*** Input data ***
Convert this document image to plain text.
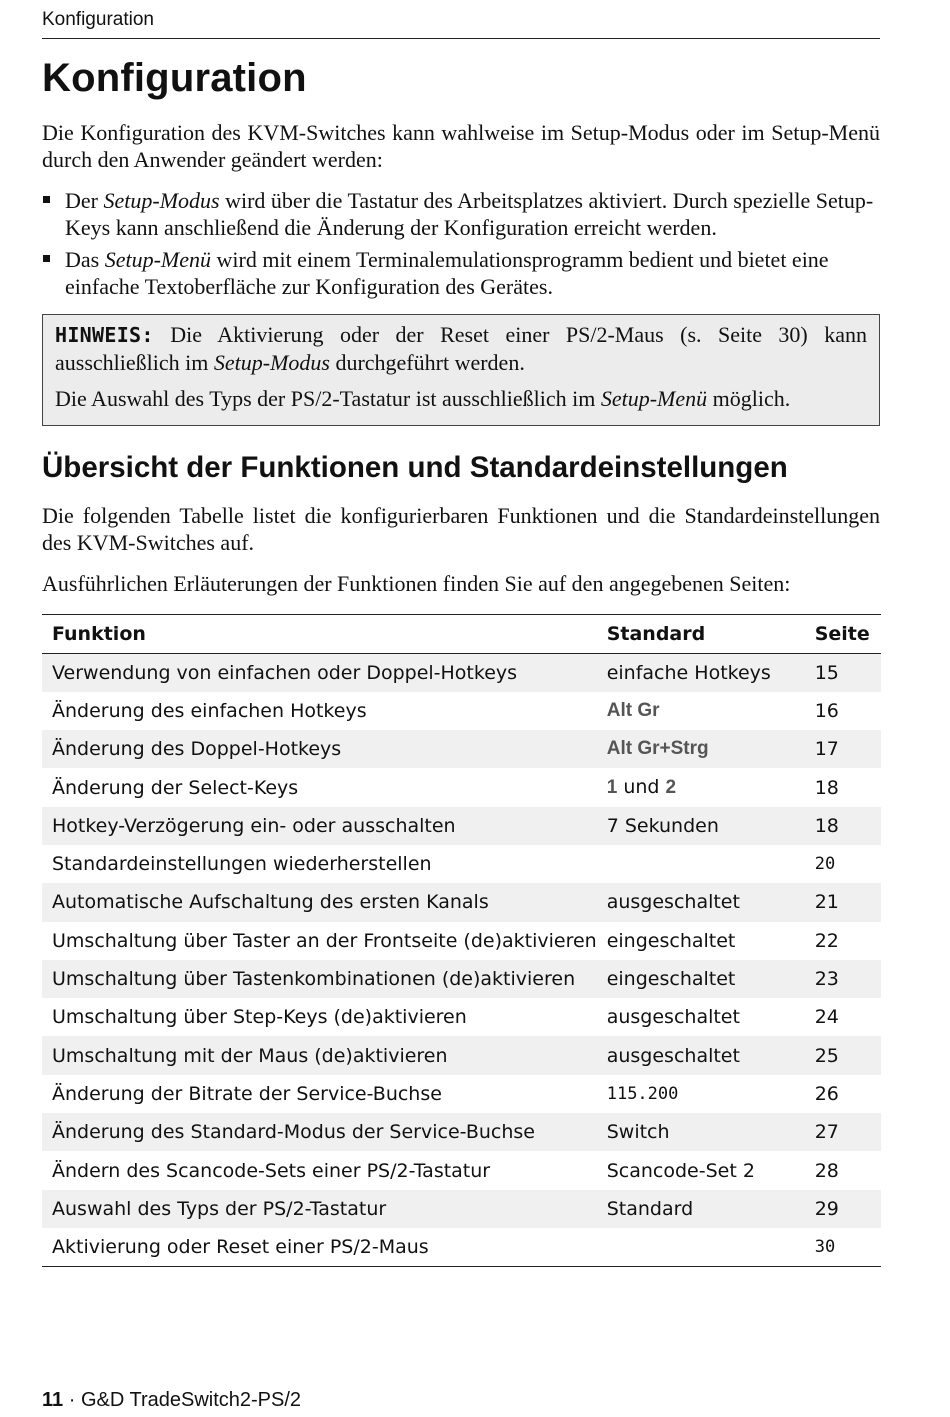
Konfiguration
Konfiguration

Die Konfiguration des KVM-Switches kann wahlweise im Setup-Modus oder im Setup-Menü durch den Anwender geändert werden:

Der Setup-Modus wird über die Tastatur des Arbeitsplatzes aktiviert. Durch spezielle Setup-Keys kann anschließend die Änderung der Konfiguration erreicht werden.
Das Setup-Menü wird mit einem Terminalemulationsprogramm bedient und bietet eine einfache Textoberfläche zur Konfiguration des Gerätes.

HINWEIS: Die Aktivierung oder der Reset einer PS/2-Maus (s. Seite 30) kann ausschließlich im Setup-Modus durchgeführt werden.

Die Auswahl des Typs der PS/2-Tastatur ist ausschließlich im Setup-Menü möglich.

Übersicht der Funktionen und Standardeinstellungen

Die folgenden Tabelle listet die konfigurierbaren Funktionen und die Standardeinstellungen des KVM-Switches auf.

Ausführlichen Erläuterungen der Funktionen finden Sie auf den angegebenen Seiten:

Funktion	Standard	Seite
Verwendung von einfachen oder Doppel-Hotkeys	einfache Hotkeys	15
Änderung des einfachen Hotkeys	Alt Gr	16
Änderung des Doppel-Hotkeys	Alt Gr+Strg	17
Änderung der Select-Keys	1 und 2	18
Hotkey-Verzögerung ein- oder ausschalten	7 Sekunden	18
Standardeinstellungen wiederherstellen		20
Automatische Aufschaltung des ersten Kanals	ausgeschaltet	21
Umschaltung über Taster an der Frontseite (de)aktivieren	eingeschaltet	22
Umschaltung über Tastenkombinationen (de)aktivieren	eingeschaltet	23
Umschaltung über Step-Keys (de)aktivieren	ausgeschaltet	24
Umschaltung mit der Maus (de)aktivieren	ausgeschaltet	25
Änderung der Bitrate der Service-Buchse	115.200	26
Änderung des Standard-Modus der Service-Buchse	Switch	27
Ändern des Scancode-Sets einer PS/2-Tastatur	Scancode-Set 2	28
Auswahl des Typs der PS/2-Tastatur	Standard	29
Aktivierung oder Reset einer PS/2-Maus		30
11 · G&D TradeSwitch2-PS/2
***
Brief — Repeat the material above in full and unchanged, minus its images.

Correct response —
Convert this document image to plain text.
Konfiguration
Konfiguration

Die Konfiguration des KVM-Switches kann wahlweise im Setup-Modus oder im Setup-Menü durch den Anwender geändert werden:

Der Setup-Modus wird über die Tastatur des Arbeitsplatzes aktiviert. Durch spezielle Setup-Keys kann anschließend die Änderung der Konfiguration erreicht werden.
Das Setup-Menü wird mit einem Terminalemulationsprogramm bedient und bietet eine einfache Textoberfläche zur Konfiguration des Gerätes.

HINWEIS: Die Aktivierung oder der Reset einer PS/2-Maus (s. Seite 30) kann ausschließlich im Setup-Modus durchgeführt werden.

Die Auswahl des Typs der PS/2-Tastatur ist ausschließlich im Setup-Menü möglich.

Übersicht der Funktionen und Standardeinstellungen

Die folgenden Tabelle listet die konfigurierbaren Funktionen und die Standardeinstellungen des KVM-Switches auf.

Ausführlichen Erläuterungen der Funktionen finden Sie auf den angegebenen Seiten:

Funktion	Standard	Seite
Verwendung von einfachen oder Doppel-Hotkeys	einfache Hotkeys	15
Änderung des einfachen Hotkeys	Alt Gr	16
Änderung des Doppel-Hotkeys	Alt Gr+Strg	17
Änderung der Select-Keys	1 und 2	18
Hotkey-Verzögerung ein- oder ausschalten	7 Sekunden	18
Standardeinstellungen wiederherstellen		20
Automatische Aufschaltung des ersten Kanals	ausgeschaltet	21
Umschaltung über Taster an der Frontseite (de)aktivieren	eingeschaltet	22
Umschaltung über Tastenkombinationen (de)aktivieren	eingeschaltet	23
Umschaltung über Step-Keys (de)aktivieren	ausgeschaltet	24
Umschaltung mit der Maus (de)aktivieren	ausgeschaltet	25
Änderung der Bitrate der Service-Buchse	115.200	26
Änderung des Standard-Modus der Service-Buchse	Switch	27
Ändern des Scancode-Sets einer PS/2-Tastatur	Scancode-Set 2	28
Auswahl des Typs der PS/2-Tastatur	Standard	29
Aktivierung oder Reset einer PS/2-Maus		30
11 · G&D TradeSwitch2-PS/2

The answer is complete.